■ AIM OF THE EXERCISE
Keep only the lines where "Background" appears.

-- begin DATA FOR THIS TASK --

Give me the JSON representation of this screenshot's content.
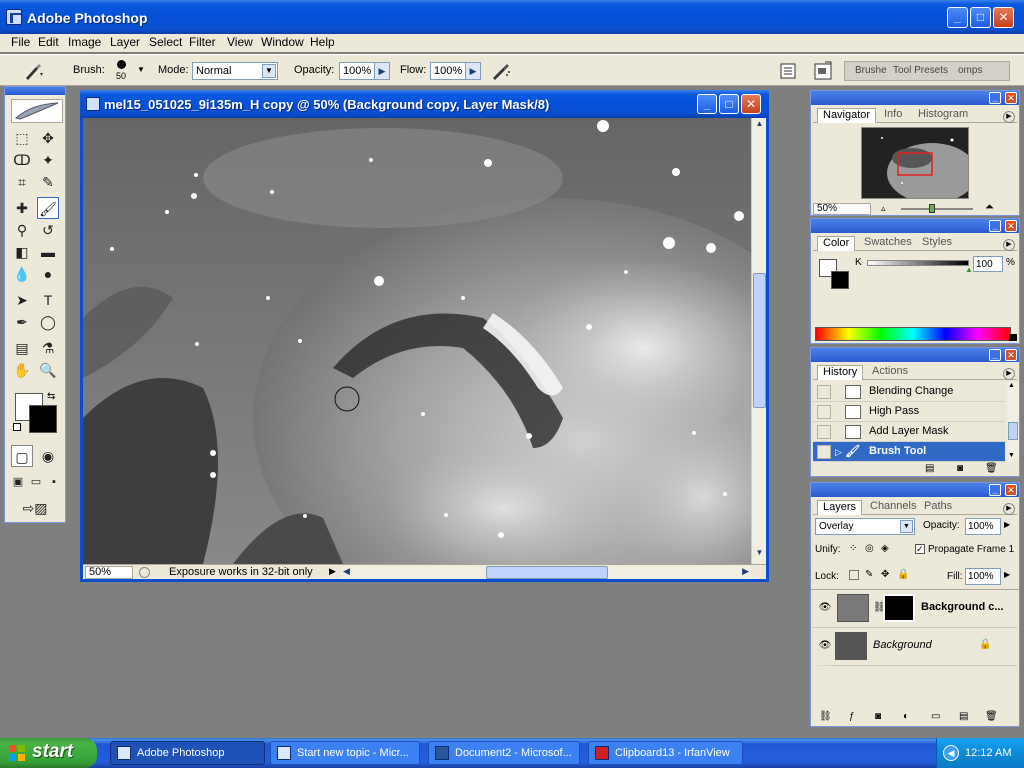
{
  "app": {
    "title": "Adobe Photoshop",
    "menus": [
      "File",
      "Edit",
      "Image",
      "Layer",
      "Select",
      "Filter",
      "View",
      "Window",
      "Help"
    ]
  },
  "options_bar": {
    "brush_label": "Brush:",
    "brush_size": "50",
    "mode_label": "Mode:",
    "mode_value": "Normal",
    "opacity_label": "Opacity:",
    "opacity_value": "100%",
    "flow_label": "Flow:",
    "flow_value": "100%",
    "well_tabs": [
      "Brushe",
      "Tool Presets",
      "omps"
    ]
  },
  "document": {
    "title": "mel15_051025_9i135m_H copy @ 50% (Background copy, Layer Mask/8)",
    "zoom": "50%",
    "status_info": "Exposure works in 32-bit only"
  },
  "navigator": {
    "tabs": [
      "Navigator",
      "Info",
      "Histogram"
    ],
    "zoom": "50%"
  },
  "color": {
    "tabs": [
      "Color",
      "Swatches",
      "Styles"
    ],
    "channel_label": "K",
    "channel_value": "100",
    "unit": "%"
  },
  "history": {
    "tabs": [
      "History",
      "Actions"
    ],
    "items": [
      "Blending Change",
      "High Pass",
      "Add Layer Mask",
      "Brush Tool"
    ],
    "active_index": 3
  },
  "layers": {
    "tabs": [
      "Layers",
      "Channels",
      "Paths"
    ],
    "blend_mode": "Overlay",
    "opacity_label": "Opacity:",
    "opacity_value": "100%",
    "unify_label": "Unify:",
    "propagate_label": "Propagate Frame 1",
    "lock_label": "Lock:",
    "fill_label": "Fill:",
    "fill_value": "100%",
    "items": [
      {
        "name": "Background c..."
      },
      {
        "name": "Background"
      }
    ]
  },
  "taskbar": {
    "start_label": "start",
    "tasks": [
      "Adobe Photoshop",
      "Start new topic - Micr...",
      "Document2 - Microsof...",
      "Clipboard13 - IrfanView"
    ],
    "clock": "12:12 AM"
  },
  "colors": {
    "xp_blue": "#0a4fd0",
    "selection": "#316ac5",
    "panel_bg": "#ece9d8",
    "desktop": "#7f7f7f"
  },
  "icons": [
    "photoshop-icon",
    "brush-icon",
    "eye-icon",
    "lock-icon",
    "airbrush-icon",
    "trash-icon",
    "camera-icon"
  ]
}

-- end DATA FOR THIS TASK --

■ TASK SOLUTION
    "title": "mel15_051025_9i135m_H copy @ 50% (Background copy, Layer Mask/8)",
        "name": "Background c..."
        "name": "Background"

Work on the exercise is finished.